**Problem description**. Select, from the data, each line where "paraboles" occurs.
|---|
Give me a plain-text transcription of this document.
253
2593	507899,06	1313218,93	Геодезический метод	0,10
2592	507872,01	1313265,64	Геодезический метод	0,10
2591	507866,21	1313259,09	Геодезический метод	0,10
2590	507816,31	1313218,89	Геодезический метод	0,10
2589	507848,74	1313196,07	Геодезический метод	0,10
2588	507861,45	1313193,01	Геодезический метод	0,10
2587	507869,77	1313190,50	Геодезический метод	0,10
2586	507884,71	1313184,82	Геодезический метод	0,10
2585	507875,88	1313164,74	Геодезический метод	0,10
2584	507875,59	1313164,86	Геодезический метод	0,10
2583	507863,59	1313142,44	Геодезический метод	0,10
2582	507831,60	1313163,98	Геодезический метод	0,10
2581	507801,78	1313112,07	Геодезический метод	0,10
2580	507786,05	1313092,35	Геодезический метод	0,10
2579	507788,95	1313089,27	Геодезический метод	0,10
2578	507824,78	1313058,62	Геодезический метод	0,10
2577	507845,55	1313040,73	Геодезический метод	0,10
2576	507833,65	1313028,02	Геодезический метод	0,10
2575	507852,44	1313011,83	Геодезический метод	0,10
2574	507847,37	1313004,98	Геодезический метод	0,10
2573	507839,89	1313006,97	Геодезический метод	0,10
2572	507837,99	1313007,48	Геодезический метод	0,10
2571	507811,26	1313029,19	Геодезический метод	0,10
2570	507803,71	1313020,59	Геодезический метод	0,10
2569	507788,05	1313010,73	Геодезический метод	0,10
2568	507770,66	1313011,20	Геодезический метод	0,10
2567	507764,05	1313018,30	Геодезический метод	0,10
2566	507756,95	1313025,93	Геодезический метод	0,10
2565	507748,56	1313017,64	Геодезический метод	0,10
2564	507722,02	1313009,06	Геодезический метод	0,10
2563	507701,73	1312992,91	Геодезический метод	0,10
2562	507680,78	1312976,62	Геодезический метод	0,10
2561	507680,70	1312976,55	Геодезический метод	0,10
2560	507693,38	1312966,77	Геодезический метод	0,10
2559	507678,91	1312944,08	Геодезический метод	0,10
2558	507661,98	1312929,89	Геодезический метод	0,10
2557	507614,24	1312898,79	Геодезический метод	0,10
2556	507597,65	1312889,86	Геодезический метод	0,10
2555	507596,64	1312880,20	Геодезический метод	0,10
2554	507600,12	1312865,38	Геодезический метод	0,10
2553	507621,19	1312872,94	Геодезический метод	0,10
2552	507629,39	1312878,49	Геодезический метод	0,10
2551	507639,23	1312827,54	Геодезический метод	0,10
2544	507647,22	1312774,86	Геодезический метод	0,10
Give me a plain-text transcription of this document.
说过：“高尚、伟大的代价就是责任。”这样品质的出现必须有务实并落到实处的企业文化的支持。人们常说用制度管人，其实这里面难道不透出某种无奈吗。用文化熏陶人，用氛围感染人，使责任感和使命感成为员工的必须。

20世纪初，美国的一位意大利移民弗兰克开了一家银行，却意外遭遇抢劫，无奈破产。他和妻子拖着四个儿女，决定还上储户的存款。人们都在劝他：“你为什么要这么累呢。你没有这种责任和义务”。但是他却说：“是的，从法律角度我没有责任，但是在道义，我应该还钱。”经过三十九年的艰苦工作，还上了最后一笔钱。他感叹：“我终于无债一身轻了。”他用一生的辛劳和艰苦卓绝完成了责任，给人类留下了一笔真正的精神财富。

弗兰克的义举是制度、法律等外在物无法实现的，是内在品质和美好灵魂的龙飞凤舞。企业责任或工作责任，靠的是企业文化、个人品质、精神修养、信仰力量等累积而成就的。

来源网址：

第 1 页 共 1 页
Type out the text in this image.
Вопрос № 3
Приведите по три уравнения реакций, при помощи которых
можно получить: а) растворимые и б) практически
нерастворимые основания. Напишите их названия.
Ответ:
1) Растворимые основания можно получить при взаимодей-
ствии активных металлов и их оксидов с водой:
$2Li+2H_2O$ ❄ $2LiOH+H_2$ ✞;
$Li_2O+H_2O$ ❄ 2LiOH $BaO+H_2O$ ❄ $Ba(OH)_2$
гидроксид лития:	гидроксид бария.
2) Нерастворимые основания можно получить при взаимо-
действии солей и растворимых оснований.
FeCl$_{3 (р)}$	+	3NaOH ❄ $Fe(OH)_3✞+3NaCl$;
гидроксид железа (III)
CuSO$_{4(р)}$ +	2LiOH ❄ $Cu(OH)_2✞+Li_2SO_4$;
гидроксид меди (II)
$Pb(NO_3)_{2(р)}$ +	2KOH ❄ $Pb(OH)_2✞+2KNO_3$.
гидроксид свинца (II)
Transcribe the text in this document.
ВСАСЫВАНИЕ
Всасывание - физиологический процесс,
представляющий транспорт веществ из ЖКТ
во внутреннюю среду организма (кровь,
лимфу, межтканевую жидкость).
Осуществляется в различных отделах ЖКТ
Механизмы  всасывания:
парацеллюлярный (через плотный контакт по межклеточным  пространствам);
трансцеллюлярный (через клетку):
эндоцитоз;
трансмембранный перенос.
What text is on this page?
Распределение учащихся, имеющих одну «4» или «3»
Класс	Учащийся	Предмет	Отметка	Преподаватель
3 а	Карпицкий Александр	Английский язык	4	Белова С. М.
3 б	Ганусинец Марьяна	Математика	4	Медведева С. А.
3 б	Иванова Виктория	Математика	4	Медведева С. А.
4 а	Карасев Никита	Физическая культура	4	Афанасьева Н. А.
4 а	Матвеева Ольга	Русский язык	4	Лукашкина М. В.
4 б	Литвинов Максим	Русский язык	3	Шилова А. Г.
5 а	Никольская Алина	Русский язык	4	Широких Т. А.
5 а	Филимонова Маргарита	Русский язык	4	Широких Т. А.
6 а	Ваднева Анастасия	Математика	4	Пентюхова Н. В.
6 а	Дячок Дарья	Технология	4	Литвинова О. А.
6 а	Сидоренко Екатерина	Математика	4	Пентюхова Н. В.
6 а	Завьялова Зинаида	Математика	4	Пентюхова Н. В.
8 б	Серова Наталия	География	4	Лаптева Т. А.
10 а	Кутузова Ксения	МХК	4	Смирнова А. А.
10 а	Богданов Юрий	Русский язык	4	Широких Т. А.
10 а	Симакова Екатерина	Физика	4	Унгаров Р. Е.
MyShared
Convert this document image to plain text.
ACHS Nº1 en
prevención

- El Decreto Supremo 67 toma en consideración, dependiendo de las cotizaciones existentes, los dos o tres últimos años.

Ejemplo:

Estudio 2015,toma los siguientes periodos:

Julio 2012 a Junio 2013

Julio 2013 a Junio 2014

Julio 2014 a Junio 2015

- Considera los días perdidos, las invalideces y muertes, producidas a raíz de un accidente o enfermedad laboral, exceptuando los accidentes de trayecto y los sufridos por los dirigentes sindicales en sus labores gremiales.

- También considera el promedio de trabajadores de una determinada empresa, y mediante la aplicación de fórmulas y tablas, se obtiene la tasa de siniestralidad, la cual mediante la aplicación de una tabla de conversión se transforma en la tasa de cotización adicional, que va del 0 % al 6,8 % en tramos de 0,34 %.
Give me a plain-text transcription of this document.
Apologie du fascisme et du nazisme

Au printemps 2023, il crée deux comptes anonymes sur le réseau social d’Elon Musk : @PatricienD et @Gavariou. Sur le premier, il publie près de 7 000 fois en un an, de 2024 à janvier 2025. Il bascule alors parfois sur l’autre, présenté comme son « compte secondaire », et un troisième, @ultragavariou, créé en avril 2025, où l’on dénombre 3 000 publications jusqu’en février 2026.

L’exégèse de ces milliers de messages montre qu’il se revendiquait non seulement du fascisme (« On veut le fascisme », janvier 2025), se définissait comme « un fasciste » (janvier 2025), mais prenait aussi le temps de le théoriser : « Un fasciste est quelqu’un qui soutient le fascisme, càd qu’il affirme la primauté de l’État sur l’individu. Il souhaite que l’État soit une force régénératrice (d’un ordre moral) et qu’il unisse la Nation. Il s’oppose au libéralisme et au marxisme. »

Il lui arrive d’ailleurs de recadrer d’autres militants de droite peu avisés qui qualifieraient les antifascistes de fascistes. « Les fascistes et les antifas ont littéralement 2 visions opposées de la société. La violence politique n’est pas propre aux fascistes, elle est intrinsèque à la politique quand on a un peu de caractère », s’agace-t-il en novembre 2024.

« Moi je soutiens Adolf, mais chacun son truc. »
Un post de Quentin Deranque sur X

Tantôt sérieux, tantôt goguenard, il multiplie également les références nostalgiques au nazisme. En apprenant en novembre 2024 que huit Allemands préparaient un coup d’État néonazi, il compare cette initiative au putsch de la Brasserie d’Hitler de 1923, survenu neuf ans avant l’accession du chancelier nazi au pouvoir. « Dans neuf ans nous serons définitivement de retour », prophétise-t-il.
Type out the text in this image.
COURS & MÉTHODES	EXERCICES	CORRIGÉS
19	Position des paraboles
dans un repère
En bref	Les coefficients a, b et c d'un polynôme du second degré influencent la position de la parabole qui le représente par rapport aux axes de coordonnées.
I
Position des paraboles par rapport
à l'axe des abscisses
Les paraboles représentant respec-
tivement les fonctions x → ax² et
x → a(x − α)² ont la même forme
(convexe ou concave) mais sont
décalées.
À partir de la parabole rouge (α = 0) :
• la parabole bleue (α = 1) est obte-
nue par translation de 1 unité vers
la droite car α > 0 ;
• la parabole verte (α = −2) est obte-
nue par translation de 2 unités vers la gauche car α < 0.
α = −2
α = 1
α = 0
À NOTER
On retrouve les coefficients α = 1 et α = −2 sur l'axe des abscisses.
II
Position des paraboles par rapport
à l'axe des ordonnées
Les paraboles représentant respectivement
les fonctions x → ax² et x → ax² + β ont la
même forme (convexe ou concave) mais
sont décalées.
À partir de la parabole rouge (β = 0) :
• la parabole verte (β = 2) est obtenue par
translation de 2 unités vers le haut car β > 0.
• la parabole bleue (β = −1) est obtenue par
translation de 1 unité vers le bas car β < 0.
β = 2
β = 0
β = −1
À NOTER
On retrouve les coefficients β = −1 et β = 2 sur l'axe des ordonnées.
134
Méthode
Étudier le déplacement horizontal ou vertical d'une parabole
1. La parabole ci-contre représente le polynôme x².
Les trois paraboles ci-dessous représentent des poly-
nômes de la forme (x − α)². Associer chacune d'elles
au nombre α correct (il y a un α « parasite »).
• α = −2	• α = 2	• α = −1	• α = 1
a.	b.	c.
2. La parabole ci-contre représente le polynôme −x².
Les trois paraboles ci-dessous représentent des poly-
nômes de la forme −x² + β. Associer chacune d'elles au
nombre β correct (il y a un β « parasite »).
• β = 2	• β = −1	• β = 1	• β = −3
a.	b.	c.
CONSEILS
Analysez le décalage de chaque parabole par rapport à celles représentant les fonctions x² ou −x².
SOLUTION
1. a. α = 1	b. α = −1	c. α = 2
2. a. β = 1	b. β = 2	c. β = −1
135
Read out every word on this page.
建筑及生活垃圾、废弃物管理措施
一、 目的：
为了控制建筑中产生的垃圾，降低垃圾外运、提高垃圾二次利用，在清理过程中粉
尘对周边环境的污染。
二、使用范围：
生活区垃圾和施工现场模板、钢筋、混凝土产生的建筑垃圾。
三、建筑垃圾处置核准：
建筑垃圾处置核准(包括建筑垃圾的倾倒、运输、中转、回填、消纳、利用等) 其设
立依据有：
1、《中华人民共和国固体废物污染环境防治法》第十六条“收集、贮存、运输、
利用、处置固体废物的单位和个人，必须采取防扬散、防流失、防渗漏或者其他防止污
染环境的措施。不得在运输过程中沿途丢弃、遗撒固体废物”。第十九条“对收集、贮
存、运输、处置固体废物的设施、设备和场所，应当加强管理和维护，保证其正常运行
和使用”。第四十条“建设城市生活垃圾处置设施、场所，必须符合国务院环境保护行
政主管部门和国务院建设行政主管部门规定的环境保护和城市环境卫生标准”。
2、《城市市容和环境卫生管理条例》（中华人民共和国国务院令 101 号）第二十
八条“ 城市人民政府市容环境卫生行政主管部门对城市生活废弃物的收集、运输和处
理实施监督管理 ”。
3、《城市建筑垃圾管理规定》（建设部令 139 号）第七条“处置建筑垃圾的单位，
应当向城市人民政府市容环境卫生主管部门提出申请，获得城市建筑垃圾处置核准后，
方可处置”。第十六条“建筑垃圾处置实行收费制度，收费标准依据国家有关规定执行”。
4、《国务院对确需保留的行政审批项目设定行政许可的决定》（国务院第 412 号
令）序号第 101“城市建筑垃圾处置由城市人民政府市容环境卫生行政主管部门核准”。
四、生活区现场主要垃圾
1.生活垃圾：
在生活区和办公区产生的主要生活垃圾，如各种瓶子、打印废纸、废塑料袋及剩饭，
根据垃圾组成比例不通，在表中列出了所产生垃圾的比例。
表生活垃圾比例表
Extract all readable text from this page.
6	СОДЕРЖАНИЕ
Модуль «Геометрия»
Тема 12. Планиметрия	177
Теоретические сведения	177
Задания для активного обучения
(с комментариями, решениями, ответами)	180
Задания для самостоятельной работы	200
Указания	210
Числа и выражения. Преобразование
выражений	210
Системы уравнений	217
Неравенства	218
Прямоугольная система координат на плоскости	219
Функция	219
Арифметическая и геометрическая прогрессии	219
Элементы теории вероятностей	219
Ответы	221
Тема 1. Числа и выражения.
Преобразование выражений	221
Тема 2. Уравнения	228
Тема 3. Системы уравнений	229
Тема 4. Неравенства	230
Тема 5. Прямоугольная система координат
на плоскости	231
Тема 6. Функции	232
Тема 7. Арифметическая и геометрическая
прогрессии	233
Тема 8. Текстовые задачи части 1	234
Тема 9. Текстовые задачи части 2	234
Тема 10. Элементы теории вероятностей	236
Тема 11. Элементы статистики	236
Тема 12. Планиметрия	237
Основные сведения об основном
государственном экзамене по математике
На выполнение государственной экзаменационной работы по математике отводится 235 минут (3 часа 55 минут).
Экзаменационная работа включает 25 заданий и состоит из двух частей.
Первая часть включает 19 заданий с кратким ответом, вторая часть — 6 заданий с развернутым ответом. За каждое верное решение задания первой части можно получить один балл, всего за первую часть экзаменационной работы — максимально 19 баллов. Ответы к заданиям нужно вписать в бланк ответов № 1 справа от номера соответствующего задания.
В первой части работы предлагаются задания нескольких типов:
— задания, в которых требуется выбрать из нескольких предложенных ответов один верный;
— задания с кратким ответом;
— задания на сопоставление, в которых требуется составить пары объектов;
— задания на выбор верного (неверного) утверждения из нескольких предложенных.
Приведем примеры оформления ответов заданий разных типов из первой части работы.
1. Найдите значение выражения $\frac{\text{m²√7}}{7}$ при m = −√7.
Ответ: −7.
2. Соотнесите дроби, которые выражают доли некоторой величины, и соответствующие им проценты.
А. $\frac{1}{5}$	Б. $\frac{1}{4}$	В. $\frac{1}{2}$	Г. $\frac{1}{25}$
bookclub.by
|---|
**Response below**.
19	Position des paraboles
Position des paraboles par rapport
Les paraboles représentant respec-
Position des paraboles par rapport
Les paraboles représentant respectivement
Les trois paraboles ci-dessous représentent des poly-
Les trois paraboles ci-dessous représentent des poly-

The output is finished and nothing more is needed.